[Chart and figure data]
::::::::::

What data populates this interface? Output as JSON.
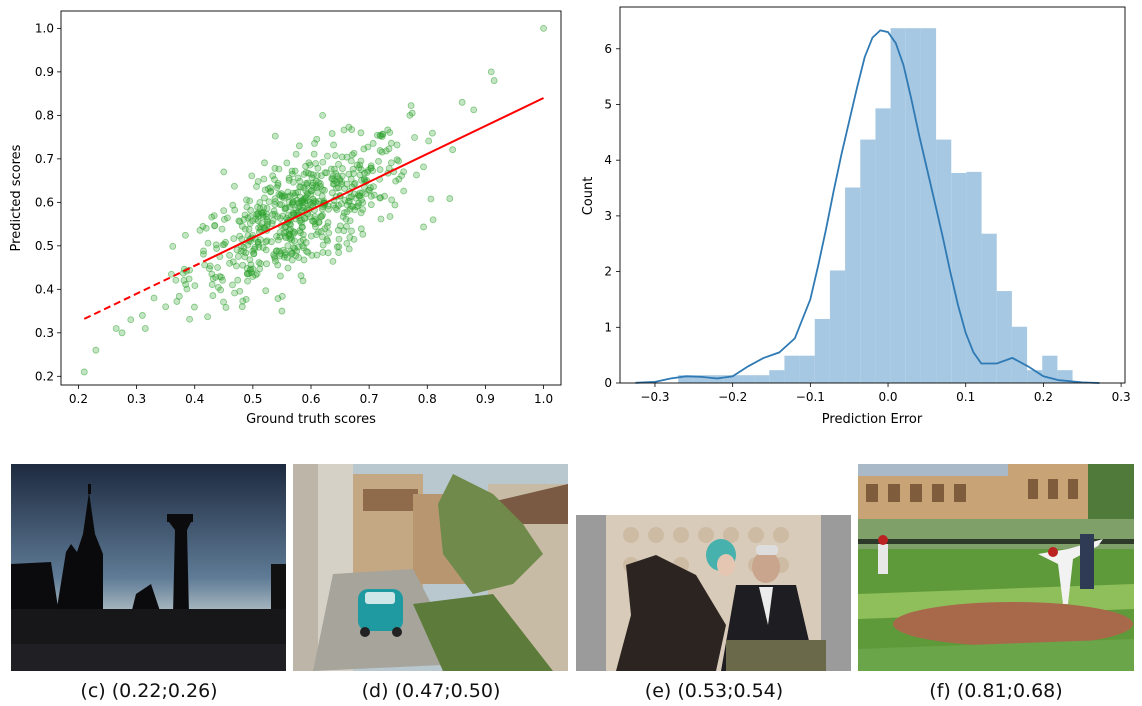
{
  "chart_data": [
    {
      "type": "scatter",
      "xlabel": "Ground truth scores",
      "ylabel": "Predicted scores",
      "xlim": [
        0.17,
        1.03
      ],
      "ylim": [
        0.18,
        1.04
      ],
      "xticks": [
        "0.2",
        "0.3",
        "0.4",
        "0.5",
        "0.6",
        "0.7",
        "0.8",
        "0.9",
        "1.0"
      ],
      "yticks": [
        "0.2",
        "0.3",
        "0.4",
        "0.5",
        "0.6",
        "0.7",
        "0.8",
        "0.9",
        "1.0"
      ],
      "point_color": "#2ca02c",
      "fit_line": {
        "x": [
          0.21,
          1.0
        ],
        "y": [
          0.332,
          0.84
        ],
        "dashed_until_x": 0.42,
        "color": "#ff0000"
      },
      "explicit_points": [
        [
          0.21,
          0.21
        ],
        [
          0.23,
          0.26
        ],
        [
          0.265,
          0.31
        ],
        [
          0.275,
          0.3
        ],
        [
          0.29,
          0.33
        ],
        [
          0.31,
          0.34
        ],
        [
          0.315,
          0.31
        ],
        [
          0.33,
          0.38
        ],
        [
          0.35,
          0.36
        ],
        [
          0.91,
          0.9
        ],
        [
          0.915,
          0.88
        ],
        [
          1.0,
          1.0
        ],
        [
          0.62,
          0.8
        ],
        [
          0.77,
          0.8
        ],
        [
          0.55,
          0.35
        ],
        [
          0.81,
          0.56
        ],
        [
          0.58,
          0.73
        ],
        [
          0.45,
          0.67
        ],
        [
          0.86,
          0.83
        ]
      ],
      "cluster": {
        "n": 620,
        "center": [
          0.58,
          0.57
        ],
        "sd_x": 0.095,
        "sd_y": 0.075,
        "slope": 0.64
      }
    },
    {
      "type": "histogram",
      "xlabel": "Prediction Error",
      "ylabel": "Count",
      "xlim": [
        -0.345,
        0.305
      ],
      "ylim": [
        0,
        6.75
      ],
      "xticks": [
        "−0.3",
        "−0.2",
        "−0.1",
        "0.0",
        "0.1",
        "0.2",
        "0.3"
      ],
      "yticks": [
        "0",
        "1",
        "2",
        "3",
        "4",
        "5",
        "6"
      ],
      "bar_color": "#a6c8e2",
      "kde_color": "#2f7ab4",
      "bins_start": -0.27,
      "bin_width": 0.01952,
      "counts": [
        0.14,
        0.14,
        0.14,
        0.14,
        0.14,
        0.14,
        0.23,
        0.49,
        0.49,
        1.15,
        2.02,
        3.51,
        4.37,
        4.93,
        6.37,
        6.37,
        6.37,
        4.37,
        3.77,
        3.79,
        2.68,
        1.65,
        1.01,
        0.23,
        0.49,
        0.23
      ],
      "kde": [
        [
          -0.325,
          0.003
        ],
        [
          -0.3,
          0.02
        ],
        [
          -0.28,
          0.08
        ],
        [
          -0.26,
          0.12
        ],
        [
          -0.24,
          0.11
        ],
        [
          -0.22,
          0.08
        ],
        [
          -0.2,
          0.12
        ],
        [
          -0.18,
          0.3
        ],
        [
          -0.16,
          0.45
        ],
        [
          -0.14,
          0.55
        ],
        [
          -0.12,
          0.8
        ],
        [
          -0.1,
          1.5
        ],
        [
          -0.09,
          2.1
        ],
        [
          -0.08,
          2.75
        ],
        [
          -0.07,
          3.45
        ],
        [
          -0.06,
          4.1
        ],
        [
          -0.05,
          4.7
        ],
        [
          -0.04,
          5.3
        ],
        [
          -0.03,
          5.85
        ],
        [
          -0.02,
          6.2
        ],
        [
          -0.01,
          6.33
        ],
        [
          0.0,
          6.3
        ],
        [
          0.01,
          6.1
        ],
        [
          0.02,
          5.7
        ],
        [
          0.03,
          5.1
        ],
        [
          0.04,
          4.45
        ],
        [
          0.05,
          3.85
        ],
        [
          0.06,
          3.25
        ],
        [
          0.07,
          2.65
        ],
        [
          0.08,
          2.0
        ],
        [
          0.09,
          1.4
        ],
        [
          0.1,
          0.9
        ],
        [
          0.11,
          0.55
        ],
        [
          0.12,
          0.35
        ],
        [
          0.14,
          0.35
        ],
        [
          0.16,
          0.45
        ],
        [
          0.18,
          0.3
        ],
        [
          0.2,
          0.12
        ],
        [
          0.22,
          0.05
        ],
        [
          0.25,
          0.01
        ],
        [
          0.272,
          0.0
        ]
      ]
    }
  ],
  "captions": [
    {
      "label": "(c) (0.22;0.26)"
    },
    {
      "label": "(d) (0.47;0.50)"
    },
    {
      "label": "(e) (0.53;0.54)"
    },
    {
      "label": "(f) (0.81;0.68)"
    }
  ]
}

::::::::::

== EXERCISE DESCRIPTION ==
Write out every line above exactly as it is, leaving out the pictures.

== RESPONSE ==
What data populates this interface? Output as JSON.
{
  "chart_data": [
    {
      "type": "scatter",
      "xlabel": "Ground truth scores",
      "ylabel": "Predicted scores",
      "xlim": [
        0.17,
        1.03
      ],
      "ylim": [
        0.18,
        1.04
      ],
      "xticks": [
        "0.2",
        "0.3",
        "0.4",
        "0.5",
        "0.6",
        "0.7",
        "0.8",
        "0.9",
        "1.0"
      ],
      "yticks": [
        "0.2",
        "0.3",
        "0.4",
        "0.5",
        "0.6",
        "0.7",
        "0.8",
        "0.9",
        "1.0"
      ],
      "point_color": "#2ca02c",
      "fit_line": {
        "x": [
          0.21,
          1.0
        ],
        "y": [
          0.332,
          0.84
        ],
        "dashed_until_x": 0.42,
        "color": "#ff0000"
      },
      "explicit_points": [
        [
          0.21,
          0.21
        ],
        [
          0.23,
          0.26
        ],
        [
          0.265,
          0.31
        ],
        [
          0.275,
          0.3
        ],
        [
          0.29,
          0.33
        ],
        [
          0.31,
          0.34
        ],
        [
          0.315,
          0.31
        ],
        [
          0.33,
          0.38
        ],
        [
          0.35,
          0.36
        ],
        [
          0.91,
          0.9
        ],
        [
          0.915,
          0.88
        ],
        [
          1.0,
          1.0
        ],
        [
          0.62,
          0.8
        ],
        [
          0.77,
          0.8
        ],
        [
          0.55,
          0.35
        ],
        [
          0.81,
          0.56
        ],
        [
          0.58,
          0.73
        ],
        [
          0.45,
          0.67
        ],
        [
          0.86,
          0.83
        ]
      ],
      "cluster": {
        "n": 620,
        "center": [
          0.58,
          0.57
        ],
        "sd_x": 0.095,
        "sd_y": 0.075,
        "slope": 0.64
      }
    },
    {
      "type": "histogram",
      "xlabel": "Prediction Error",
      "ylabel": "Count",
      "xlim": [
        -0.345,
        0.305
      ],
      "ylim": [
        0,
        6.75
      ],
      "xticks": [
        "−0.3",
        "−0.2",
        "−0.1",
        "0.0",
        "0.1",
        "0.2",
        "0.3"
      ],
      "yticks": [
        "0",
        "1",
        "2",
        "3",
        "4",
        "5",
        "6"
      ],
      "bar_color": "#a6c8e2",
      "kde_color": "#2f7ab4",
      "bins_start": -0.27,
      "bin_width": 0.01952,
      "counts": [
        0.14,
        0.14,
        0.14,
        0.14,
        0.14,
        0.14,
        0.23,
        0.49,
        0.49,
        1.15,
        2.02,
        3.51,
        4.37,
        4.93,
        6.37,
        6.37,
        6.37,
        4.37,
        3.77,
        3.79,
        2.68,
        1.65,
        1.01,
        0.23,
        0.49,
        0.23
      ],
      "kde": [
        [
          -0.325,
          0.003
        ],
        [
          -0.3,
          0.02
        ],
        [
          -0.28,
          0.08
        ],
        [
          -0.26,
          0.12
        ],
        [
          -0.24,
          0.11
        ],
        [
          -0.22,
          0.08
        ],
        [
          -0.2,
          0.12
        ],
        [
          -0.18,
          0.3
        ],
        [
          -0.16,
          0.45
        ],
        [
          -0.14,
          0.55
        ],
        [
          -0.12,
          0.8
        ],
        [
          -0.1,
          1.5
        ],
        [
          -0.09,
          2.1
        ],
        [
          -0.08,
          2.75
        ],
        [
          -0.07,
          3.45
        ],
        [
          -0.06,
          4.1
        ],
        [
          -0.05,
          4.7
        ],
        [
          -0.04,
          5.3
        ],
        [
          -0.03,
          5.85
        ],
        [
          -0.02,
          6.2
        ],
        [
          -0.01,
          6.33
        ],
        [
          0.0,
          6.3
        ],
        [
          0.01,
          6.1
        ],
        [
          0.02,
          5.7
        ],
        [
          0.03,
          5.1
        ],
        [
          0.04,
          4.45
        ],
        [
          0.05,
          3.85
        ],
        [
          0.06,
          3.25
        ],
        [
          0.07,
          2.65
        ],
        [
          0.08,
          2.0
        ],
        [
          0.09,
          1.4
        ],
        [
          0.1,
          0.9
        ],
        [
          0.11,
          0.55
        ],
        [
          0.12,
          0.35
        ],
        [
          0.14,
          0.35
        ],
        [
          0.16,
          0.45
        ],
        [
          0.18,
          0.3
        ],
        [
          0.2,
          0.12
        ],
        [
          0.22,
          0.05
        ],
        [
          0.25,
          0.01
        ],
        [
          0.272,
          0.0
        ]
      ]
    }
  ],
  "captions": [
    {
      "label": "(c) (0.22;0.26)"
    },
    {
      "label": "(d) (0.47;0.50)"
    },
    {
      "label": "(e) (0.53;0.54)"
    },
    {
      "label": "(f) (0.81;0.68)"
    }
  ]
}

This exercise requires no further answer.